Records from a dataset:
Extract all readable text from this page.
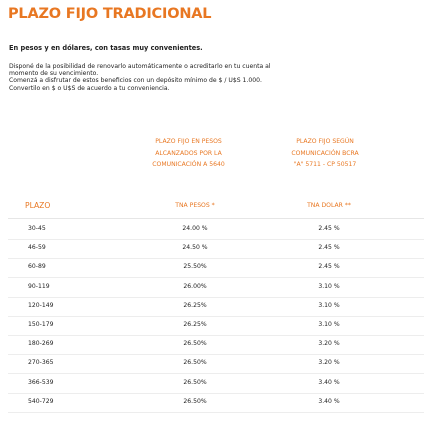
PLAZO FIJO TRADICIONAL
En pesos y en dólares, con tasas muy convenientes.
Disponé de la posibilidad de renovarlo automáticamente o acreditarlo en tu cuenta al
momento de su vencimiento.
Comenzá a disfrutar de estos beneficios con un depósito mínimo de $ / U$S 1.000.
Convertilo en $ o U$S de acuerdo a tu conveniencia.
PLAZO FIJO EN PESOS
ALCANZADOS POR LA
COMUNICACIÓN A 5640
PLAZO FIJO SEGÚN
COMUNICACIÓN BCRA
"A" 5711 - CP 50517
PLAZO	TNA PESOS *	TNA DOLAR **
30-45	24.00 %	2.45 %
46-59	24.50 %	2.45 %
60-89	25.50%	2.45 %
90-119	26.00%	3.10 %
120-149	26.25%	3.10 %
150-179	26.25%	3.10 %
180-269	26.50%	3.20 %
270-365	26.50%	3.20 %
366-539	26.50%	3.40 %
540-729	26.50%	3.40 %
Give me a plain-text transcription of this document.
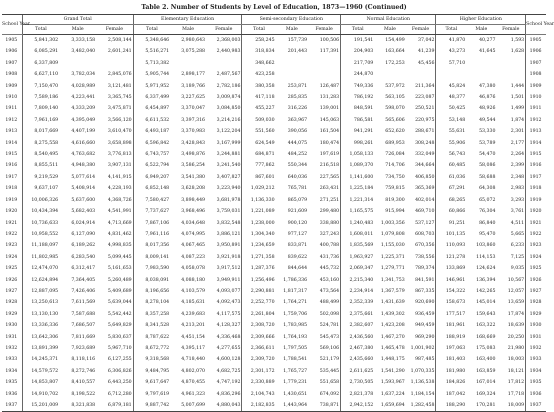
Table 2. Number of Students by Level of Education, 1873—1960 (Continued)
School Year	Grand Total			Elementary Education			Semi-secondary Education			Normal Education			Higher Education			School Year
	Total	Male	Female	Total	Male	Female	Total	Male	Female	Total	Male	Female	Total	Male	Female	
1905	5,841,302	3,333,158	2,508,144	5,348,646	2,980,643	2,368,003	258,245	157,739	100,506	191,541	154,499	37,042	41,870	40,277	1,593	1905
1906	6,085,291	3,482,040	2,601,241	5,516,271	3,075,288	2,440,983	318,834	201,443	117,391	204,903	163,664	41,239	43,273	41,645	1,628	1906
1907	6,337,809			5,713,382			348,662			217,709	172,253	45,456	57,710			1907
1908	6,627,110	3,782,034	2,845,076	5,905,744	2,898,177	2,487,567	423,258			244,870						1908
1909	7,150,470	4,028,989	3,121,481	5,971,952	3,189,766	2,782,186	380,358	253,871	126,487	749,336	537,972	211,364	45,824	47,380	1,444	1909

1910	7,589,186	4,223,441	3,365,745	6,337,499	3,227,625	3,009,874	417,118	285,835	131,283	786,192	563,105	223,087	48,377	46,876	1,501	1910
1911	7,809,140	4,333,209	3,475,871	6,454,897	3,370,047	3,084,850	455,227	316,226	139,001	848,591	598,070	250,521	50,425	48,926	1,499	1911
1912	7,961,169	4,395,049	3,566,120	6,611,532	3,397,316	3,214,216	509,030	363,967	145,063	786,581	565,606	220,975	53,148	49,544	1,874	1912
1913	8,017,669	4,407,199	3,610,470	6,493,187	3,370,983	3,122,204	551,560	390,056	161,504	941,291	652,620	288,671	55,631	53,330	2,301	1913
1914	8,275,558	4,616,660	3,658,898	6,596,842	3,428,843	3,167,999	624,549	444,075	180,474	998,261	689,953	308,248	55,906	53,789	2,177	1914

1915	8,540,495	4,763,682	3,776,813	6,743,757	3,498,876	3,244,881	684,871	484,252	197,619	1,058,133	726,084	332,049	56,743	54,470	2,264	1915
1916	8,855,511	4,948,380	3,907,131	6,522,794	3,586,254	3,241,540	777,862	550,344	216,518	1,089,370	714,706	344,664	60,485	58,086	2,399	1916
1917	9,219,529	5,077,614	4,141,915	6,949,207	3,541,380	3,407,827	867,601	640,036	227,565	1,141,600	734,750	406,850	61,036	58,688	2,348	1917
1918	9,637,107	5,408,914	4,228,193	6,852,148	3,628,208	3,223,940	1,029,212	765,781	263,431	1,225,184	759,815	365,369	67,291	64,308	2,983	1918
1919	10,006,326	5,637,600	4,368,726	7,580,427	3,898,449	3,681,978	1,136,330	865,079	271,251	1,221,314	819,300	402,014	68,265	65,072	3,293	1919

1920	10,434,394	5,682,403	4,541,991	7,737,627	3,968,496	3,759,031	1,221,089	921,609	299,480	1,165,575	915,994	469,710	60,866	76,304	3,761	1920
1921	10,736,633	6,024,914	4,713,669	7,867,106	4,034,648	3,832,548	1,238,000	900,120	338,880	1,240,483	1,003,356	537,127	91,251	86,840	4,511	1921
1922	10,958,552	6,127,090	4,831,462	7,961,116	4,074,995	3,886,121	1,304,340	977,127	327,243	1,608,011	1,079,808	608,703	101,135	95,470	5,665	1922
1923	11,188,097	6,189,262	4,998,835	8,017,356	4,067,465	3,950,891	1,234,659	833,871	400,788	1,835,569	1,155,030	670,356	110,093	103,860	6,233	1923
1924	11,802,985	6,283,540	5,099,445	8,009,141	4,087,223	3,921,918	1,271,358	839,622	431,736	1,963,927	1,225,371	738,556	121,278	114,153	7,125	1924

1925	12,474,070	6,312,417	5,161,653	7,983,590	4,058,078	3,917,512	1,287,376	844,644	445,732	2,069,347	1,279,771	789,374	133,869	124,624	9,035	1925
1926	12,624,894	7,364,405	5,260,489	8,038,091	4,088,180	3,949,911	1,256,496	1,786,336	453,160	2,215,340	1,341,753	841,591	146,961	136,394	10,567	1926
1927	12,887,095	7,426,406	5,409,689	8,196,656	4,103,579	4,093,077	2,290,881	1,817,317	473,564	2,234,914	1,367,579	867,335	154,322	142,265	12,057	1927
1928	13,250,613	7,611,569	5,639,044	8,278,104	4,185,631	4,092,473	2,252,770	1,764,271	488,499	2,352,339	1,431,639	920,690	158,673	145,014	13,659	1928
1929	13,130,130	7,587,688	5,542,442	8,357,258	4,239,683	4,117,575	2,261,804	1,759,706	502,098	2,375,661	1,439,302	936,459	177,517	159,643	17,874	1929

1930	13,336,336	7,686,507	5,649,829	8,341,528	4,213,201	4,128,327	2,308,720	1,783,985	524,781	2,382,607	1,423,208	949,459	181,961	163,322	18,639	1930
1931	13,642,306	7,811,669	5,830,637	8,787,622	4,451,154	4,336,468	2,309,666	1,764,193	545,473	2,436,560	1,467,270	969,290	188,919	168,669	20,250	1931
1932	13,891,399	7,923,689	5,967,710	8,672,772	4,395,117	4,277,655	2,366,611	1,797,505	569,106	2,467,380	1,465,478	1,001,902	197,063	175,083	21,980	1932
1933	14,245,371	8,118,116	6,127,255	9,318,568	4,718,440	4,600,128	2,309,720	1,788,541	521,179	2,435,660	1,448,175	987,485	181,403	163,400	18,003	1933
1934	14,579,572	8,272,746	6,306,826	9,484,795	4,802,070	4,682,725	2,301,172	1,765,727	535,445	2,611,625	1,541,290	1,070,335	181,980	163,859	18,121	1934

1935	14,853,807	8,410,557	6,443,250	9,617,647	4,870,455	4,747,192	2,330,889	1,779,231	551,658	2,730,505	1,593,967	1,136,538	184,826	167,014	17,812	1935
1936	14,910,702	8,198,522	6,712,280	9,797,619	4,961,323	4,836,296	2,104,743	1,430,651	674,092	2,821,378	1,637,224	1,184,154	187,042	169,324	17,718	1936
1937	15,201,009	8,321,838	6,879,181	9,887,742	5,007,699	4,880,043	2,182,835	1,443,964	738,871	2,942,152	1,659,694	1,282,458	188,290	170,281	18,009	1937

_Work required:_ From the entries above, output every line exactly and omit any image.

_Reply to the exercise:_
Extract all readable text from this page.
PLAZO FIJO TRADICIONAL
En pesos y en dólares, con tasas muy convenientes.
Disponé de la posibilidad de renovarlo automáticamente o acreditarlo en tu cuenta al
momento de su vencimiento.
Comenzá a disfrutar de estos beneficios con un depósito mínimo de $ / U$S 1.000.
Convertilo en $ o U$S de acuerdo a tu conveniencia.
PLAZO FIJO EN PESOS
ALCANZADOS POR LA
COMUNICACIÓN A 5640
PLAZO FIJO SEGÚN
COMUNICACIÓN BCRA
"A" 5711 - CP 50517
PLAZO	TNA PESOS *	TNA DOLAR **
30-45	24.00 %	2.45 %
46-59	24.50 %	2.45 %
60-89	25.50%	2.45 %
90-119	26.00%	3.10 %
120-149	26.25%	3.10 %
150-179	26.25%	3.10 %
180-269	26.50%	3.20 %
270-365	26.50%	3.20 %
366-539	26.50%	3.40 %
540-729	26.50%	3.40 %
Give me a plain-text transcription of this document.
Table 2. Number of Students by Level of Education, 1873—1960 (Continued)
School Year	Grand Total			Elementary Education			Semi-secondary Education			Normal Education			Higher Education			School Year
	Total	Male	Female	Total	Male	Female	Total	Male	Female	Total	Male	Female	Total	Male	Female	
1905	5,841,302	3,333,158	2,508,144	5,348,646	2,980,643	2,368,003	258,245	157,739	100,506	191,541	154,499	37,042	41,870	40,277	1,593	1905
1906	6,085,291	3,482,040	2,601,241	5,516,271	3,075,288	2,440,983	318,834	201,443	117,391	204,903	163,664	41,239	43,273	41,645	1,628	1906
1907	6,337,809			5,713,382			348,662			217,709	172,253	45,456	57,710			1907
1908	6,627,110	3,782,034	2,845,076	5,905,744	2,898,177	2,487,567	423,258			244,870						1908
1909	7,150,470	4,028,989	3,121,481	5,971,952	3,189,766	2,782,186	380,358	253,871	126,487	749,336	537,972	211,364	45,824	47,380	1,444	1909

1910	7,589,186	4,223,441	3,365,745	6,337,499	3,227,625	3,009,874	417,118	285,835	131,283	786,192	563,105	223,087	48,377	46,876	1,501	1910
1911	7,809,140	4,333,209	3,475,871	6,454,897	3,370,047	3,084,850	455,227	316,226	139,001	848,591	598,070	250,521	50,425	48,926	1,499	1911
1912	7,961,169	4,395,049	3,566,120	6,611,532	3,397,316	3,214,216	509,030	363,967	145,063	786,581	565,606	220,975	53,148	49,544	1,874	1912
1913	8,017,669	4,407,199	3,610,470	6,493,187	3,370,983	3,122,204	551,560	390,056	161,504	941,291	652,620	288,671	55,631	53,330	2,301	1913
1914	8,275,558	4,616,660	3,658,898	6,596,842	3,428,843	3,167,999	624,549	444,075	180,474	998,261	689,953	308,248	55,906	53,789	2,177	1914

1915	8,540,495	4,763,682	3,776,813	6,743,757	3,498,876	3,244,881	684,871	484,252	197,619	1,058,133	726,084	332,049	56,743	54,470	2,264	1915
1916	8,855,511	4,948,380	3,907,131	6,522,794	3,586,254	3,241,540	777,862	550,344	216,518	1,089,370	714,706	344,664	60,485	58,086	2,399	1916
1917	9,219,529	5,077,614	4,141,915	6,949,207	3,541,380	3,407,827	867,601	640,036	227,565	1,141,600	734,750	406,850	61,036	58,688	2,348	1917
1918	9,637,107	5,408,914	4,228,193	6,852,148	3,628,208	3,223,940	1,029,212	765,781	263,431	1,225,184	759,815	365,369	67,291	64,308	2,983	1918
1919	10,006,326	5,637,600	4,368,726	7,580,427	3,898,449	3,681,978	1,136,330	865,079	271,251	1,221,314	819,300	402,014	68,265	65,072	3,293	1919

1920	10,434,394	5,682,403	4,541,991	7,737,627	3,968,496	3,759,031	1,221,089	921,609	299,480	1,165,575	915,994	469,710	60,866	76,304	3,761	1920
1921	10,736,633	6,024,914	4,713,669	7,867,106	4,034,648	3,832,548	1,238,000	900,120	338,880	1,240,483	1,003,356	537,127	91,251	86,840	4,511	1921
1922	10,958,552	6,127,090	4,831,462	7,961,116	4,074,995	3,886,121	1,304,340	977,127	327,243	1,608,011	1,079,808	608,703	101,135	95,470	5,665	1922
1923	11,188,097	6,189,262	4,998,835	8,017,356	4,067,465	3,950,891	1,234,659	833,871	400,788	1,835,569	1,155,030	670,356	110,093	103,860	6,233	1923
1924	11,802,985	6,283,540	5,099,445	8,009,141	4,087,223	3,921,918	1,271,358	839,622	431,736	1,963,927	1,225,371	738,556	121,278	114,153	7,125	1924

1925	12,474,070	6,312,417	5,161,653	7,983,590	4,058,078	3,917,512	1,287,376	844,644	445,732	2,069,347	1,279,771	789,374	133,869	124,624	9,035	1925
1926	12,624,894	7,364,405	5,260,489	8,038,091	4,088,180	3,949,911	1,256,496	1,786,336	453,160	2,215,340	1,341,753	841,591	146,961	136,394	10,567	1926
1927	12,887,095	7,426,406	5,409,689	8,196,656	4,103,579	4,093,077	2,290,881	1,817,317	473,564	2,234,914	1,367,579	867,335	154,322	142,265	12,057	1927
1928	13,250,613	7,611,569	5,639,044	8,278,104	4,185,631	4,092,473	2,252,770	1,764,271	488,499	2,352,339	1,431,639	920,690	158,673	145,014	13,659	1928
1929	13,130,130	7,587,688	5,542,442	8,357,258	4,239,683	4,117,575	2,261,804	1,759,706	502,098	2,375,661	1,439,302	936,459	177,517	159,643	17,874	1929

1930	13,336,336	7,686,507	5,649,829	8,341,528	4,213,201	4,128,327	2,308,720	1,783,985	524,781	2,382,607	1,423,208	949,459	181,961	163,322	18,639	1930
1931	13,642,306	7,811,669	5,830,637	8,787,622	4,451,154	4,336,468	2,309,666	1,764,193	545,473	2,436,560	1,467,270	969,290	188,919	168,669	20,250	1931
1932	13,891,399	7,923,689	5,967,710	8,672,772	4,395,117	4,277,655	2,366,611	1,797,505	569,106	2,467,380	1,465,478	1,001,902	197,063	175,083	21,980	1932
1933	14,245,371	8,118,116	6,127,255	9,318,568	4,718,440	4,600,128	2,309,720	1,788,541	521,179	2,435,660	1,448,175	987,485	181,403	163,400	18,003	1933
1934	14,579,572	8,272,746	6,306,826	9,484,795	4,802,070	4,682,725	2,301,172	1,765,727	535,445	2,611,625	1,541,290	1,070,335	181,980	163,859	18,121	1934

1935	14,853,807	8,410,557	6,443,250	9,617,647	4,870,455	4,747,192	2,330,889	1,779,231	551,658	2,730,505	1,593,967	1,136,538	184,826	167,014	17,812	1935
1936	14,910,702	8,198,522	6,712,280	9,797,619	4,961,323	4,836,296	2,104,743	1,430,651	674,092	2,821,378	1,637,224	1,184,154	187,042	169,324	17,718	1936
1937	15,201,009	8,321,838	6,879,181	9,887,742	5,007,699	4,880,043	2,182,835	1,443,964	738,871	2,942,152	1,659,694	1,282,458	188,290	170,281	18,009	1937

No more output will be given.